* Problems to work on *
**A)** List every keyword argument that the scaling guide passes to config.env_runners.
**B)** Reproduce word for word the part of the scaling guide that begins at the words "The number of GPUs" and stops after the words "still under debate.".

* Source passage *
— BEGIN —

Note

Ray 2.40 uses RLlib’s new API stack by default. The Ray team has mostly completed transitioning algorithms, example scripts, and documentation to the new code base.

If you’re still using the old API stack, see New API stack migration guide for details on how to migrate.

RLlib scaling guide#

RLlib is a distributed and scalable RL library, based on Ray. An RLlib Algorithm uses Ray actors wherever parallelization of its sub-components can speed up sample and learning throughput.

../_images/scaling_axes_overview.svg

Scalable axes in RLlib: Three scaling axes are available across all RLlib Algorithm classes:#

  • The number of EnvRunner actors in the EnvRunnerGroup, settable through config.env_runners(num_env_runners=n).

  • The number of vectorized sub-environments on each EnvRunner actor, settable through config.env_runners(num_envs_per_env_runner=p).

  • The number of Learner actors in the LearnerGroup, settable through config.learners(num_learners=m).

Scaling the number of EnvRunner actors#

You can control the degree of parallelism for the sampling machinery of the Algorithm by increasing the number of remote EnvRunner actors in the EnvRunnerGroup through the config as follows.

from ray.rllib.algorithms.ppo import PPOConfig

config = (
    PPOConfig()
    # Use 4 EnvRunner actors (default is 2).
    .env_runners(num_env_runners=4)
)

To assign resources to each EnvRunner, use these config settings:

config.env_runners(
    num_cpus_per_env_runner=..,
    num_gpus_per_env_runner=..,
)

See this example of an EnvRunner and RL environment requiring a GPU resource.

The number of GPUs may be fractional quantities, for example 0.5, to allocate only a fraction of a GPU per EnvRunner.

Note that there’s always one “local” EnvRunner in the EnvRunnerGroup. If you only want to sample using this local EnvRunner, set num_env_runners=0. This local EnvRunner directly sits in the main Algorithm process.

Hint

The Ray team may decide to deprecate the local EnvRunner some time in the future. It still exists for historical reasons. It’s usefulness to keep in the set is still under debate.

Scaling the number of envs per EnvRunner actor#

RLlib vectorizes RL environments on EnvRunner actors through the gymnasium’s VectorEnv API. To create more than one environment copy per EnvRunner, set the following in your config:

from ray.rllib.algorithms.ppo import PPOConfig

config = (
    PPOConfig()

— END —

* Dataset excerpts *
— BEGIN —

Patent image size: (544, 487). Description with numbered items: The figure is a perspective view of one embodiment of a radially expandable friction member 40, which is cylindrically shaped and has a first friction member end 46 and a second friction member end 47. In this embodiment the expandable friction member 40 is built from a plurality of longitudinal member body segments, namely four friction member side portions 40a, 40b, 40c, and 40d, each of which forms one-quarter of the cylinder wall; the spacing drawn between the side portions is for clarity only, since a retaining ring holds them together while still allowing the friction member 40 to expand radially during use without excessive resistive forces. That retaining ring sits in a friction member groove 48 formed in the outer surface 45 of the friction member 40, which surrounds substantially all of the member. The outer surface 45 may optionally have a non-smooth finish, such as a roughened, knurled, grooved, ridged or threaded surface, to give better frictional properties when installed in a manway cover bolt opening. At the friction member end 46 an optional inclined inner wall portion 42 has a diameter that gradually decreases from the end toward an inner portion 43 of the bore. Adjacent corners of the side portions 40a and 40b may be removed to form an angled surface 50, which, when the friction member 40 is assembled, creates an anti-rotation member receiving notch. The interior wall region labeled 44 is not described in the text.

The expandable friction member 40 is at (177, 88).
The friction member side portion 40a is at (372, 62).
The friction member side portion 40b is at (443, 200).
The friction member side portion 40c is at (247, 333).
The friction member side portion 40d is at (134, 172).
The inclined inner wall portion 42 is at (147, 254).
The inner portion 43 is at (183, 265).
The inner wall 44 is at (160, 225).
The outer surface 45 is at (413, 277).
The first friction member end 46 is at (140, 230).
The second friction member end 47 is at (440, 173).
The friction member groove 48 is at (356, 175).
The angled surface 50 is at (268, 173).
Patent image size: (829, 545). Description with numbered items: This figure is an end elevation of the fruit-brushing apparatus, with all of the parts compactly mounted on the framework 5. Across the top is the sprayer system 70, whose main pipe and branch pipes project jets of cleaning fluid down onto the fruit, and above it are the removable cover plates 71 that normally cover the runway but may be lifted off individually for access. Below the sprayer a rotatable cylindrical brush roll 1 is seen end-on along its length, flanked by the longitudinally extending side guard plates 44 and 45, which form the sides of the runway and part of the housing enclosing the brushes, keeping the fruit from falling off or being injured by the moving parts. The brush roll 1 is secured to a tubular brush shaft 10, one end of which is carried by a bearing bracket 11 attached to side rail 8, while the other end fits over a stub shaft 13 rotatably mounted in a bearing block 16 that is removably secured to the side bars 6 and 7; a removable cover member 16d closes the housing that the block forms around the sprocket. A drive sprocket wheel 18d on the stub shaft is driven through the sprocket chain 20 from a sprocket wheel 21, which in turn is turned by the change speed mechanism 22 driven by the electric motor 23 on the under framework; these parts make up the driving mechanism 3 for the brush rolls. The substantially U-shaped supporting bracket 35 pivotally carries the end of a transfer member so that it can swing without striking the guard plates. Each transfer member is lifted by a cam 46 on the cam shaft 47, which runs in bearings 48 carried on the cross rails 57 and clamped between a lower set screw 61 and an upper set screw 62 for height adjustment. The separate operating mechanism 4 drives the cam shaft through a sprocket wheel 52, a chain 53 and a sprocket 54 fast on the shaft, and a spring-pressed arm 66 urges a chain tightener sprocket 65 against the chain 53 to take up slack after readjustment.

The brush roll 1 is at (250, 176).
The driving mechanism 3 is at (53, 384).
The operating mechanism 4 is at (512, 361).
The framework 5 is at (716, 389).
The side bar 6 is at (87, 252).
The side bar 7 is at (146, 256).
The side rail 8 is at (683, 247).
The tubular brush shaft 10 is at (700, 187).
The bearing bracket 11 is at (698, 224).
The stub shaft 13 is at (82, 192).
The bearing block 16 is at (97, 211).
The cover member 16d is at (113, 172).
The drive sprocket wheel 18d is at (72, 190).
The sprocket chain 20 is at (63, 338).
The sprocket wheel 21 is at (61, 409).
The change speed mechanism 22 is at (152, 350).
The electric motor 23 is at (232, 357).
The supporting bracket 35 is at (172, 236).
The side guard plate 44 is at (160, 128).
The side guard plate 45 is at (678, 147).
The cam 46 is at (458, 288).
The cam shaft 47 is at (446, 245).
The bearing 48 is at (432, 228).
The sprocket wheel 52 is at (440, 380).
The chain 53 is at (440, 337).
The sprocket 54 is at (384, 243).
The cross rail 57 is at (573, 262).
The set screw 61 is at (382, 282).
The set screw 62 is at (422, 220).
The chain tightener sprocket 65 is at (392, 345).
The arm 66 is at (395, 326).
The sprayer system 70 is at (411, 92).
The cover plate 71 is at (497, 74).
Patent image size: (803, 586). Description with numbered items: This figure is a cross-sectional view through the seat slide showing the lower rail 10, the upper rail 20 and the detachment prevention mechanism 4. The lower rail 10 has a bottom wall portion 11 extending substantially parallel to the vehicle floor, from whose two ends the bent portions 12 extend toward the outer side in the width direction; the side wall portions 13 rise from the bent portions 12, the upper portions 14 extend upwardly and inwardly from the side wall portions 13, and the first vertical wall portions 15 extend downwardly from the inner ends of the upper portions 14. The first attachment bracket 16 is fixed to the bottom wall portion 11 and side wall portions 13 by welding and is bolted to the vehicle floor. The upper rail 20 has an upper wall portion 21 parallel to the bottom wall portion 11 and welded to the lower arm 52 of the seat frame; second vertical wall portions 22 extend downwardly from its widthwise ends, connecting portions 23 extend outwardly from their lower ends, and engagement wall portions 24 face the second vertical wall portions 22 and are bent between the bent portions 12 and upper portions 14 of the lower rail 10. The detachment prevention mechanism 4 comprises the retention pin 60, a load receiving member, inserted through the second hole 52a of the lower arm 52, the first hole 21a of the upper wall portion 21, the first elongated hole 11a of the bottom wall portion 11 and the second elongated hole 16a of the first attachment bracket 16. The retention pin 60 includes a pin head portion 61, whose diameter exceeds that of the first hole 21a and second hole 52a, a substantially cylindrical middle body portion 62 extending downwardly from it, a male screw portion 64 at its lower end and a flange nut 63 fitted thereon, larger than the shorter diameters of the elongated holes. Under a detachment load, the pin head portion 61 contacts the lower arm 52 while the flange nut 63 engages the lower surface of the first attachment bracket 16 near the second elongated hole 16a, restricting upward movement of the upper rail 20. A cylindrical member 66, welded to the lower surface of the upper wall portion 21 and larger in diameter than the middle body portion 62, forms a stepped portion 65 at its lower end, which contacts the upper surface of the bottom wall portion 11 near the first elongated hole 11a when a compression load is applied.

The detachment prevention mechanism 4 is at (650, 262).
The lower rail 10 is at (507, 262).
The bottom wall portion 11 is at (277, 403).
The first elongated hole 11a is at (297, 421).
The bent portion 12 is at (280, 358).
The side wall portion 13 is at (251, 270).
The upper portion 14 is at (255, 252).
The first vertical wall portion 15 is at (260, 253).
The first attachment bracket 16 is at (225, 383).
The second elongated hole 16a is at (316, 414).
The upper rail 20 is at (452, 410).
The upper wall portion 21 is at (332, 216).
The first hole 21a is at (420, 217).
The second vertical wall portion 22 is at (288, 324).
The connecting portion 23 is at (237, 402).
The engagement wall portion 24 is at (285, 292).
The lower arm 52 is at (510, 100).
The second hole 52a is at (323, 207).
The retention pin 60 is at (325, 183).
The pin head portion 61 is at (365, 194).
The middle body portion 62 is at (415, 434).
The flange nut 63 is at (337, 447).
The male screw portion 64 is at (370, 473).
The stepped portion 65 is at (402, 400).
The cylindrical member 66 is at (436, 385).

— END —

* Task-by-task outputs *
**A)**
- num_env_runners
- num_envs_per_env_runner
- num_cpus_per_env_runner
- num_gpus_per_env_runner

**B)**
The number of GPUs may be fractional quantities, for example 0.5, to allocate only a fraction of a GPU per EnvRunner.

Note that there’s always one “local” EnvRunner in the EnvRunnerGroup. If you only want to sample using this local EnvRunner, set num_env_runners=0. This local EnvRunner directly sits in the main Algorithm process.

Hint

The Ray team may decide to deprecate the local EnvRunner some time in the future. It still exists for historical reasons. It’s usefulness to keep in the set is still under debate.